Entries >>
--- Start ---
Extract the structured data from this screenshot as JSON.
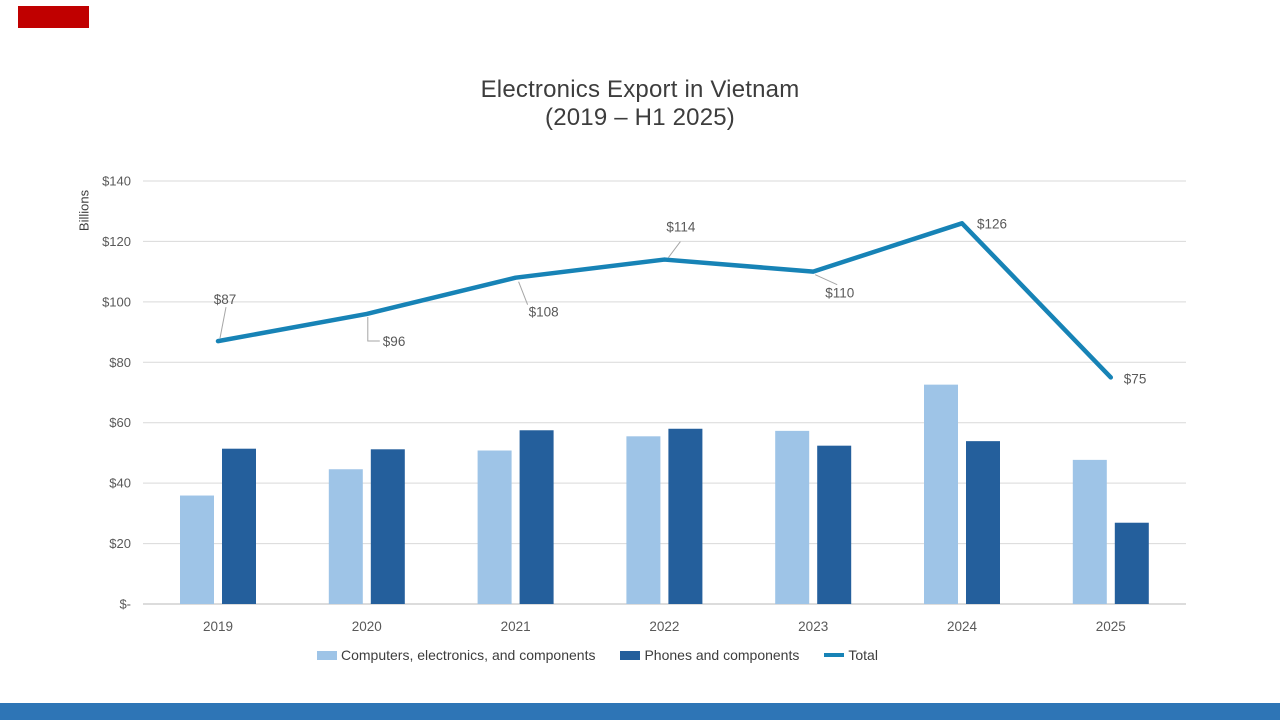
{
  "slide": {
    "title_line1": "Electronics Export in Vietnam",
    "title_line2": "(2019 – H1 2025)"
  },
  "decorations": {
    "top_left_accent_color": "#C00000",
    "bottom_band_color": "#2E75B6"
  },
  "legend": {
    "items": [
      {
        "label": "Computers, electronics, and components",
        "swatch": "rect",
        "color": "#9EC4E7"
      },
      {
        "label": "Phones and components",
        "swatch": "rect",
        "color": "#245F9C"
      },
      {
        "label": "Total",
        "swatch": "line",
        "color": "#1783B6"
      }
    ]
  },
  "chart_data": {
    "type": "combo",
    "title": "Electronics Export in Vietnam (2019 – H1 2025)",
    "xlabel": "",
    "ylabel": "Billions",
    "ylim": [
      0,
      140
    ],
    "grid": true,
    "legend_position": "bottom",
    "yticks": [
      {
        "value": 140,
        "label": "$140"
      },
      {
        "value": 120,
        "label": "$120"
      },
      {
        "value": 100,
        "label": "$100"
      },
      {
        "value": 80,
        "label": "$80"
      },
      {
        "value": 60,
        "label": "$60"
      },
      {
        "value": 40,
        "label": "$40"
      },
      {
        "value": 20,
        "label": "$20"
      },
      {
        "value": 0,
        "label": "$-"
      }
    ],
    "categories": [
      "2019",
      "2020",
      "2021",
      "2022",
      "2023",
      "2024",
      "2025"
    ],
    "series": [
      {
        "name": "Computers, electronics, and components",
        "chart_type": "bar",
        "color": "#9EC4E7",
        "values": [
          35.9,
          44.6,
          50.8,
          55.5,
          57.3,
          72.6,
          47.7
        ]
      },
      {
        "name": "Phones and components",
        "chart_type": "bar",
        "color": "#245F9C",
        "values": [
          51.4,
          51.2,
          57.5,
          58.0,
          52.4,
          53.9,
          26.9
        ]
      },
      {
        "name": "Total",
        "chart_type": "line",
        "color": "#1783B6",
        "values": [
          87,
          96,
          108,
          114,
          110,
          126,
          75
        ],
        "data_labels": [
          "$87",
          "$96",
          "$108",
          "$114",
          "$110",
          "$126",
          "$75"
        ]
      }
    ]
  }
}
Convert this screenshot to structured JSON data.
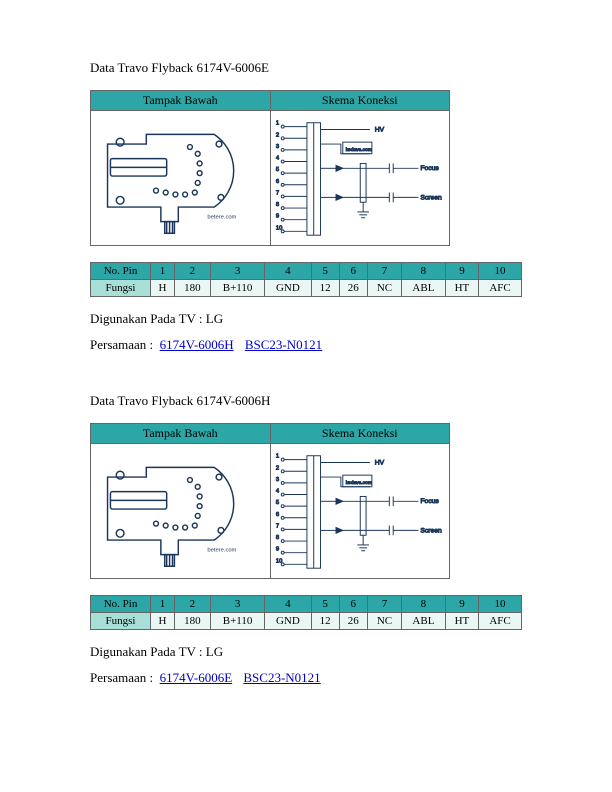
{
  "sections": [
    {
      "title": "Data Travo Flyback 6174V-6006E",
      "diagram_headers": [
        "Tampak Bawah",
        "Skema Koneksi"
      ],
      "pin_header_label": "No. Pin",
      "fn_header_label": "Fungsi",
      "pins": [
        "1",
        "2",
        "3",
        "4",
        "5",
        "6",
        "7",
        "8",
        "9",
        "10"
      ],
      "funcs": [
        "H",
        "180",
        "B+110",
        "GND",
        "12",
        "26",
        "NC",
        "ABL",
        "HT",
        "AFC"
      ],
      "used_label": "Digunakan Pada TV : LG",
      "persamaan_label": "Persamaan :",
      "links": [
        "6174V-6006H",
        "BSC23-N0121"
      ],
      "footprint_label": "betere.com",
      "schematic_labels": {
        "hv": "HV",
        "focus": "Focus",
        "screen": "Screen",
        "site": "kedava.com"
      }
    },
    {
      "title": "Data Travo Flyback 6174V-6006H",
      "diagram_headers": [
        "Tampak Bawah",
        "Skema Koneksi"
      ],
      "pin_header_label": "No. Pin",
      "fn_header_label": "Fungsi",
      "pins": [
        "1",
        "2",
        "3",
        "4",
        "5",
        "6",
        "7",
        "8",
        "9",
        "10"
      ],
      "funcs": [
        "H",
        "180",
        "B+110",
        "GND",
        "12",
        "26",
        "NC",
        "ABL",
        "HT",
        "AFC"
      ],
      "used_label": "Digunakan Pada TV : LG",
      "persamaan_label": "Persamaan :",
      "links": [
        "6174V-6006E",
        "BSC23-N0121"
      ],
      "footprint_label": "betere.com",
      "schematic_labels": {
        "hv": "HV",
        "focus": "Focus",
        "screen": "Screen",
        "site": "kedava.com"
      }
    }
  ],
  "colors": {
    "header_bg": "#2ca6a6",
    "label_bg": "#a8e0d8",
    "value_bg": "#eaf7f5",
    "link": "#0000cc",
    "stroke": "#1a365a"
  }
}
--- End ---
Your task is to copy the entries in full and exactly, without any images.

Extract the structured data from this screenshot as JSON.
{
  "slide": {
    "title_line1": "Electronics Export in Vietnam",
    "title_line2": "(2019 – H1 2025)"
  },
  "decorations": {
    "top_left_accent_color": "#C00000",
    "bottom_band_color": "#2E75B6"
  },
  "legend": {
    "items": [
      {
        "label": "Computers, electronics, and components",
        "swatch": "rect",
        "color": "#9EC4E7"
      },
      {
        "label": "Phones and components",
        "swatch": "rect",
        "color": "#245F9C"
      },
      {
        "label": "Total",
        "swatch": "line",
        "color": "#1783B6"
      }
    ]
  },
  "chart_data": {
    "type": "combo",
    "title": "Electronics Export in Vietnam (2019 – H1 2025)",
    "xlabel": "",
    "ylabel": "Billions",
    "ylim": [
      0,
      140
    ],
    "grid": true,
    "legend_position": "bottom",
    "yticks": [
      {
        "value": 140,
        "label": "$140"
      },
      {
        "value": 120,
        "label": "$120"
      },
      {
        "value": 100,
        "label": "$100"
      },
      {
        "value": 80,
        "label": "$80"
      },
      {
        "value": 60,
        "label": "$60"
      },
      {
        "value": 40,
        "label": "$40"
      },
      {
        "value": 20,
        "label": "$20"
      },
      {
        "value": 0,
        "label": "$-"
      }
    ],
    "categories": [
      "2019",
      "2020",
      "2021",
      "2022",
      "2023",
      "2024",
      "2025"
    ],
    "series": [
      {
        "name": "Computers, electronics, and components",
        "chart_type": "bar",
        "color": "#9EC4E7",
        "values": [
          35.9,
          44.6,
          50.8,
          55.5,
          57.3,
          72.6,
          47.7
        ]
      },
      {
        "name": "Phones and components",
        "chart_type": "bar",
        "color": "#245F9C",
        "values": [
          51.4,
          51.2,
          57.5,
          58.0,
          52.4,
          53.9,
          26.9
        ]
      },
      {
        "name": "Total",
        "chart_type": "line",
        "color": "#1783B6",
        "values": [
          87,
          96,
          108,
          114,
          110,
          126,
          75
        ],
        "data_labels": [
          "$87",
          "$96",
          "$108",
          "$114",
          "$110",
          "$126",
          "$75"
        ]
      }
    ]
  }
}
Convert this screenshot to structured JSON data.
{
  "sections": [
    {
      "title": "Data Travo Flyback 6174V-6006E",
      "diagram_headers": [
        "Tampak Bawah",
        "Skema Koneksi"
      ],
      "pin_header_label": "No. Pin",
      "fn_header_label": "Fungsi",
      "pins": [
        "1",
        "2",
        "3",
        "4",
        "5",
        "6",
        "7",
        "8",
        "9",
        "10"
      ],
      "funcs": [
        "H",
        "180",
        "B+110",
        "GND",
        "12",
        "26",
        "NC",
        "ABL",
        "HT",
        "AFC"
      ],
      "used_label": "Digunakan Pada TV : LG",
      "persamaan_label": "Persamaan :",
      "links": [
        "6174V-6006H",
        "BSC23-N0121"
      ],
      "footprint_label": "betere.com",
      "schematic_labels": {
        "hv": "HV",
        "focus": "Focus",
        "screen": "Screen",
        "site": "kedava.com"
      }
    },
    {
      "title": "Data Travo Flyback 6174V-6006H",
      "diagram_headers": [
        "Tampak Bawah",
        "Skema Koneksi"
      ],
      "pin_header_label": "No. Pin",
      "fn_header_label": "Fungsi",
      "pins": [
        "1",
        "2",
        "3",
        "4",
        "5",
        "6",
        "7",
        "8",
        "9",
        "10"
      ],
      "funcs": [
        "H",
        "180",
        "B+110",
        "GND",
        "12",
        "26",
        "NC",
        "ABL",
        "HT",
        "AFC"
      ],
      "used_label": "Digunakan Pada TV : LG",
      "persamaan_label": "Persamaan :",
      "links": [
        "6174V-6006E",
        "BSC23-N0121"
      ],
      "footprint_label": "betere.com",
      "schematic_labels": {
        "hv": "HV",
        "focus": "Focus",
        "screen": "Screen",
        "site": "kedava.com"
      }
    }
  ],
  "colors": {
    "header_bg": "#2ca6a6",
    "label_bg": "#a8e0d8",
    "value_bg": "#eaf7f5",
    "link": "#0000cc",
    "stroke": "#1a365a"
  }
}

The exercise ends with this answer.